Copy out the whole listing exactly as written, leaving the pictures behind.

= = =

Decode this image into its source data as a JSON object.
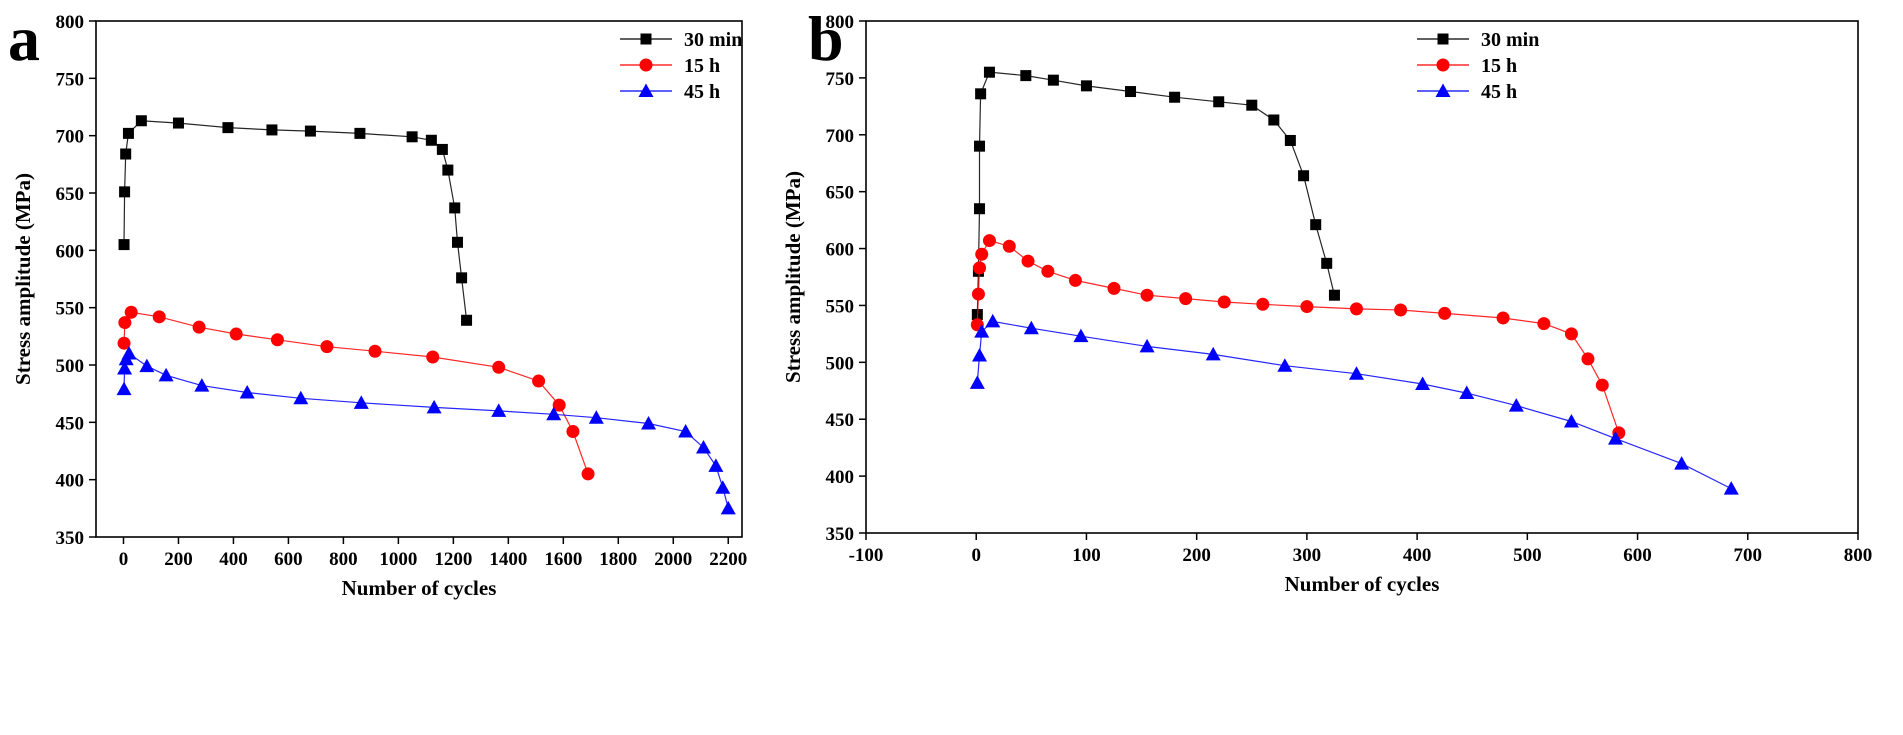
{
  "chart_data": [
    {
      "panel_label": "a",
      "type": "line",
      "xlabel": "Number of cycles",
      "ylabel": "Stress amplitude (MPa)",
      "xlim": [
        -100,
        2250
      ],
      "ylim": [
        350,
        800
      ],
      "xticks": [
        0,
        200,
        400,
        600,
        800,
        1000,
        1200,
        1400,
        1600,
        1800,
        2000,
        2200
      ],
      "yticks": [
        350,
        400,
        450,
        500,
        550,
        600,
        650,
        700,
        750,
        800
      ],
      "legend_position": "top-right",
      "series": [
        {
          "name": "30 min",
          "color": "#000000",
          "marker": "square",
          "points": [
            [
              2,
              605
            ],
            [
              4,
              651
            ],
            [
              8,
              684
            ],
            [
              18,
              702
            ],
            [
              65,
              713
            ],
            [
              200,
              711
            ],
            [
              380,
              707
            ],
            [
              540,
              705
            ],
            [
              680,
              704
            ],
            [
              860,
              702
            ],
            [
              1050,
              699
            ],
            [
              1120,
              696
            ],
            [
              1160,
              688
            ],
            [
              1180,
              670
            ],
            [
              1205,
              637
            ],
            [
              1215,
              607
            ],
            [
              1230,
              576
            ],
            [
              1248,
              539
            ]
          ]
        },
        {
          "name": "15 h",
          "color": "#ff0000",
          "marker": "circle",
          "points": [
            [
              2,
              519
            ],
            [
              5,
              537
            ],
            [
              28,
              546
            ],
            [
              130,
              542
            ],
            [
              275,
              533
            ],
            [
              410,
              527
            ],
            [
              560,
              522
            ],
            [
              740,
              516
            ],
            [
              915,
              512
            ],
            [
              1125,
              507
            ],
            [
              1365,
              498
            ],
            [
              1510,
              486
            ],
            [
              1585,
              465
            ],
            [
              1635,
              442
            ],
            [
              1690,
              405
            ]
          ]
        },
        {
          "name": "45 h",
          "color": "#0000ff",
          "marker": "triangle",
          "points": [
            [
              2,
              479
            ],
            [
              4,
              497
            ],
            [
              10,
              505
            ],
            [
              20,
              510
            ],
            [
              85,
              499
            ],
            [
              155,
              491
            ],
            [
              285,
              482
            ],
            [
              450,
              476
            ],
            [
              645,
              471
            ],
            [
              865,
              467
            ],
            [
              1130,
              463
            ],
            [
              1365,
              460
            ],
            [
              1565,
              457
            ],
            [
              1720,
              454
            ],
            [
              1910,
              449
            ],
            [
              2045,
              442
            ],
            [
              2110,
              428
            ],
            [
              2155,
              412
            ],
            [
              2180,
              393
            ],
            [
              2200,
              375
            ]
          ]
        }
      ]
    },
    {
      "panel_label": "b",
      "type": "line",
      "xlabel": "Number of cycles",
      "ylabel": "Stress amplitude (MPa)",
      "xlim": [
        -100,
        800
      ],
      "ylim": [
        350,
        800
      ],
      "xticks": [
        -100,
        0,
        100,
        200,
        300,
        400,
        500,
        600,
        700,
        800
      ],
      "yticks": [
        350,
        400,
        450,
        500,
        550,
        600,
        650,
        700,
        750,
        800
      ],
      "legend_position": "top-right",
      "series": [
        {
          "name": "30 min",
          "color": "#000000",
          "marker": "square",
          "points": [
            [
              1,
              542
            ],
            [
              2,
              580
            ],
            [
              3,
              635
            ],
            [
              3,
              690
            ],
            [
              4,
              736
            ],
            [
              12,
              755
            ],
            [
              45,
              752
            ],
            [
              70,
              748
            ],
            [
              100,
              743
            ],
            [
              140,
              738
            ],
            [
              180,
              733
            ],
            [
              220,
              729
            ],
            [
              250,
              726
            ],
            [
              270,
              713
            ],
            [
              285,
              695
            ],
            [
              297,
              664
            ],
            [
              308,
              621
            ],
            [
              318,
              587
            ],
            [
              325,
              559
            ]
          ]
        },
        {
          "name": "15 h",
          "color": "#ff0000",
          "marker": "circle",
          "points": [
            [
              1,
              533
            ],
            [
              2,
              560
            ],
            [
              3,
              583
            ],
            [
              5,
              595
            ],
            [
              12,
              607
            ],
            [
              30,
              602
            ],
            [
              47,
              589
            ],
            [
              65,
              580
            ],
            [
              90,
              572
            ],
            [
              125,
              565
            ],
            [
              155,
              559
            ],
            [
              190,
              556
            ],
            [
              225,
              553
            ],
            [
              260,
              551
            ],
            [
              300,
              549
            ],
            [
              345,
              547
            ],
            [
              385,
              546
            ],
            [
              425,
              543
            ],
            [
              478,
              539
            ],
            [
              515,
              534
            ],
            [
              540,
              525
            ],
            [
              555,
              503
            ],
            [
              568,
              480
            ],
            [
              583,
              438
            ]
          ]
        },
        {
          "name": "45 h",
          "color": "#0000ff",
          "marker": "triangle",
          "points": [
            [
              1,
              482
            ],
            [
              3,
              506
            ],
            [
              5,
              527
            ],
            [
              15,
              536
            ],
            [
              50,
              530
            ],
            [
              95,
              523
            ],
            [
              155,
              514
            ],
            [
              215,
              507
            ],
            [
              280,
              497
            ],
            [
              345,
              490
            ],
            [
              405,
              481
            ],
            [
              445,
              473
            ],
            [
              490,
              462
            ],
            [
              540,
              448
            ],
            [
              580,
              433
            ],
            [
              640,
              411
            ],
            [
              685,
              389
            ]
          ]
        }
      ]
    }
  ]
}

= = =

§ **TASK ANSWER**:
Decode this image into its source data as a JSON object.
{
  "chart_data": [
    {
      "panel_label": "a",
      "type": "line",
      "xlabel": "Number of cycles",
      "ylabel": "Stress amplitude (MPa)",
      "xlim": [
        -100,
        2250
      ],
      "ylim": [
        350,
        800
      ],
      "xticks": [
        0,
        200,
        400,
        600,
        800,
        1000,
        1200,
        1400,
        1600,
        1800,
        2000,
        2200
      ],
      "yticks": [
        350,
        400,
        450,
        500,
        550,
        600,
        650,
        700,
        750,
        800
      ],
      "legend_position": "top-right",
      "series": [
        {
          "name": "30 min",
          "color": "#000000",
          "marker": "square",
          "points": [
            [
              2,
              605
            ],
            [
              4,
              651
            ],
            [
              8,
              684
            ],
            [
              18,
              702
            ],
            [
              65,
              713
            ],
            [
              200,
              711
            ],
            [
              380,
              707
            ],
            [
              540,
              705
            ],
            [
              680,
              704
            ],
            [
              860,
              702
            ],
            [
              1050,
              699
            ],
            [
              1120,
              696
            ],
            [
              1160,
              688
            ],
            [
              1180,
              670
            ],
            [
              1205,
              637
            ],
            [
              1215,
              607
            ],
            [
              1230,
              576
            ],
            [
              1248,
              539
            ]
          ]
        },
        {
          "name": "15 h",
          "color": "#ff0000",
          "marker": "circle",
          "points": [
            [
              2,
              519
            ],
            [
              5,
              537
            ],
            [
              28,
              546
            ],
            [
              130,
              542
            ],
            [
              275,
              533
            ],
            [
              410,
              527
            ],
            [
              560,
              522
            ],
            [
              740,
              516
            ],
            [
              915,
              512
            ],
            [
              1125,
              507
            ],
            [
              1365,
              498
            ],
            [
              1510,
              486
            ],
            [
              1585,
              465
            ],
            [
              1635,
              442
            ],
            [
              1690,
              405
            ]
          ]
        },
        {
          "name": "45 h",
          "color": "#0000ff",
          "marker": "triangle",
          "points": [
            [
              2,
              479
            ],
            [
              4,
              497
            ],
            [
              10,
              505
            ],
            [
              20,
              510
            ],
            [
              85,
              499
            ],
            [
              155,
              491
            ],
            [
              285,
              482
            ],
            [
              450,
              476
            ],
            [
              645,
              471
            ],
            [
              865,
              467
            ],
            [
              1130,
              463
            ],
            [
              1365,
              460
            ],
            [
              1565,
              457
            ],
            [
              1720,
              454
            ],
            [
              1910,
              449
            ],
            [
              2045,
              442
            ],
            [
              2110,
              428
            ],
            [
              2155,
              412
            ],
            [
              2180,
              393
            ],
            [
              2200,
              375
            ]
          ]
        }
      ]
    },
    {
      "panel_label": "b",
      "type": "line",
      "xlabel": "Number of cycles",
      "ylabel": "Stress amplitude (MPa)",
      "xlim": [
        -100,
        800
      ],
      "ylim": [
        350,
        800
      ],
      "xticks": [
        -100,
        0,
        100,
        200,
        300,
        400,
        500,
        600,
        700,
        800
      ],
      "yticks": [
        350,
        400,
        450,
        500,
        550,
        600,
        650,
        700,
        750,
        800
      ],
      "legend_position": "top-right",
      "series": [
        {
          "name": "30 min",
          "color": "#000000",
          "marker": "square",
          "points": [
            [
              1,
              542
            ],
            [
              2,
              580
            ],
            [
              3,
              635
            ],
            [
              3,
              690
            ],
            [
              4,
              736
            ],
            [
              12,
              755
            ],
            [
              45,
              752
            ],
            [
              70,
              748
            ],
            [
              100,
              743
            ],
            [
              140,
              738
            ],
            [
              180,
              733
            ],
            [
              220,
              729
            ],
            [
              250,
              726
            ],
            [
              270,
              713
            ],
            [
              285,
              695
            ],
            [
              297,
              664
            ],
            [
              308,
              621
            ],
            [
              318,
              587
            ],
            [
              325,
              559
            ]
          ]
        },
        {
          "name": "15 h",
          "color": "#ff0000",
          "marker": "circle",
          "points": [
            [
              1,
              533
            ],
            [
              2,
              560
            ],
            [
              3,
              583
            ],
            [
              5,
              595
            ],
            [
              12,
              607
            ],
            [
              30,
              602
            ],
            [
              47,
              589
            ],
            [
              65,
              580
            ],
            [
              90,
              572
            ],
            [
              125,
              565
            ],
            [
              155,
              559
            ],
            [
              190,
              556
            ],
            [
              225,
              553
            ],
            [
              260,
              551
            ],
            [
              300,
              549
            ],
            [
              345,
              547
            ],
            [
              385,
              546
            ],
            [
              425,
              543
            ],
            [
              478,
              539
            ],
            [
              515,
              534
            ],
            [
              540,
              525
            ],
            [
              555,
              503
            ],
            [
              568,
              480
            ],
            [
              583,
              438
            ]
          ]
        },
        {
          "name": "45 h",
          "color": "#0000ff",
          "marker": "triangle",
          "points": [
            [
              1,
              482
            ],
            [
              3,
              506
            ],
            [
              5,
              527
            ],
            [
              15,
              536
            ],
            [
              50,
              530
            ],
            [
              95,
              523
            ],
            [
              155,
              514
            ],
            [
              215,
              507
            ],
            [
              280,
              497
            ],
            [
              345,
              490
            ],
            [
              405,
              481
            ],
            [
              445,
              473
            ],
            [
              490,
              462
            ],
            [
              540,
              448
            ],
            [
              580,
              433
            ],
            [
              640,
              411
            ],
            [
              685,
              389
            ]
          ]
        }
      ]
    }
  ]
}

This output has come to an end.